The listing must be reproduced in full, exactly as it stands.

— START OF Exercise materials —

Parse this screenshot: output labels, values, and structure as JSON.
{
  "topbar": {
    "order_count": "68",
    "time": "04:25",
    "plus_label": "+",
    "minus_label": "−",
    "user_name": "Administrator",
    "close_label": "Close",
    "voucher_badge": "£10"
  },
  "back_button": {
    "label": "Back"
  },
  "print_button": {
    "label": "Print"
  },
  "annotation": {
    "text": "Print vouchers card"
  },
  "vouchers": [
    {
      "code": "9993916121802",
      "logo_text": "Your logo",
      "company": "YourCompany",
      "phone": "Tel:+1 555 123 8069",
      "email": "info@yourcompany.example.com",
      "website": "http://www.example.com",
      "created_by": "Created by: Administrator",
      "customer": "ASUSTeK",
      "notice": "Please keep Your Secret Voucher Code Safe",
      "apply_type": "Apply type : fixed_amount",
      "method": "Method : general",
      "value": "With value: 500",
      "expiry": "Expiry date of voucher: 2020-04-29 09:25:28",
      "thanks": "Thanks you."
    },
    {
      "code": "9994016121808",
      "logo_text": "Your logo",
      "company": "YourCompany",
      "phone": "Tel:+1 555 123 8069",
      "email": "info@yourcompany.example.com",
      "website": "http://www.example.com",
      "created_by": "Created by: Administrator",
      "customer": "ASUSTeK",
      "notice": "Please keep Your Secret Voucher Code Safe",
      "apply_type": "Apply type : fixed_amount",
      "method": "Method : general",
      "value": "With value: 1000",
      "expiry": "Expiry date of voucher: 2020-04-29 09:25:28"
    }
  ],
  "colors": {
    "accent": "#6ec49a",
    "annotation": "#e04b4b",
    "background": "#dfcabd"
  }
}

— END OF Exercise materials —

Full solution
Parse this screenshot: output labels, values, and structure as JSON.
{
  "topbar": {
    "order_count": "68",
    "time": "04:25",
    "plus_label": "+",
    "minus_label": "−",
    "user_name": "Administrator",
    "close_label": "Close",
    "voucher_badge": "£10"
  },
  "back_button": {
    "label": "Back"
  },
  "print_button": {
    "label": "Print"
  },
  "annotation": {
    "text": "Print vouchers card"
  },
  "vouchers": [
    {
      "code": "9993916121802",
      "logo_text": "Your logo",
      "company": "YourCompany",
      "phone": "Tel:+1 555 123 8069",
      "email": "info@yourcompany.example.com",
      "website": "http://www.example.com",
      "created_by": "Created by: Administrator",
      "customer": "ASUSTeK",
      "notice": "Please keep Your Secret Voucher Code Safe",
      "apply_type": "Apply type : fixed_amount",
      "method": "Method : general",
      "value": "With value: 500",
      "expiry": "Expiry date of voucher: 2020-04-29 09:25:28",
      "thanks": "Thanks you."
    },
    {
      "code": "9994016121808",
      "logo_text": "Your logo",
      "company": "YourCompany",
      "phone": "Tel:+1 555 123 8069",
      "email": "info@yourcompany.example.com",
      "website": "http://www.example.com",
      "created_by": "Created by: Administrator",
      "customer": "ASUSTeK",
      "notice": "Please keep Your Secret Voucher Code Safe",
      "apply_type": "Apply type : fixed_amount",
      "method": "Method : general",
      "value": "With value: 1000",
      "expiry": "Expiry date of voucher: 2020-04-29 09:25:28"
    }
  ],
  "colors": {
    "accent": "#6ec49a",
    "annotation": "#e04b4b",
    "background": "#dfcabd"
  }
}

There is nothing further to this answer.